#### [Brief]
Repeat every line below exactly as it reads.
Start Record set
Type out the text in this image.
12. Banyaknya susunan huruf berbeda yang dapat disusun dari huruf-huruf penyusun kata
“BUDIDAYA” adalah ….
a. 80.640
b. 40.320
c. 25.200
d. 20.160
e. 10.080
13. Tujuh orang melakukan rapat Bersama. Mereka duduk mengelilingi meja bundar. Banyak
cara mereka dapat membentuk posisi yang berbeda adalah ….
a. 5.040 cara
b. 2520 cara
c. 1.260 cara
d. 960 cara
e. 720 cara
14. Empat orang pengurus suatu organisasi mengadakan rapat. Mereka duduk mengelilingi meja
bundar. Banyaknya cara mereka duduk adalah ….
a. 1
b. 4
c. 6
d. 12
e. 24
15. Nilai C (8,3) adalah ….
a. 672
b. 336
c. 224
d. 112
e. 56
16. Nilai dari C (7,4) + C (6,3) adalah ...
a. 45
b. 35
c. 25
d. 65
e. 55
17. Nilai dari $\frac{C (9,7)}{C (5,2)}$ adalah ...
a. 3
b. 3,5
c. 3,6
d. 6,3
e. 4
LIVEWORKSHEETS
End Record set
#### [Response to the exercise]
Type out the text in this image.
12. Banyaknya susunan huruf berbeda yang dapat disusun dari huruf-huruf penyusun kata
“BUDIDAYA” adalah ….
a. 80.640
b. 40.320
c. 25.200
d. 20.160
e. 10.080
13. Tujuh orang melakukan rapat Bersama. Mereka duduk mengelilingi meja bundar. Banyak
cara mereka dapat membentuk posisi yang berbeda adalah ….
a. 5.040 cara
b. 2520 cara
c. 1.260 cara
d. 960 cara
e. 720 cara
14. Empat orang pengurus suatu organisasi mengadakan rapat. Mereka duduk mengelilingi meja
bundar. Banyaknya cara mereka duduk adalah ….
a. 1
b. 4
c. 6
d. 12
e. 24
15. Nilai C (8,3) adalah ….
a. 672
b. 336
c. 224
d. 112
e. 56
16. Nilai dari C (7,4) + C (6,3) adalah ...
a. 45
b. 35
c. 25
d. 65
e. 55
17. Nilai dari $\frac{C (9,7)}{C (5,2)}$ adalah ...
a. 3
b. 3,5
c. 3,6
d. 6,3
e. 4
LIVEWORKSHEETS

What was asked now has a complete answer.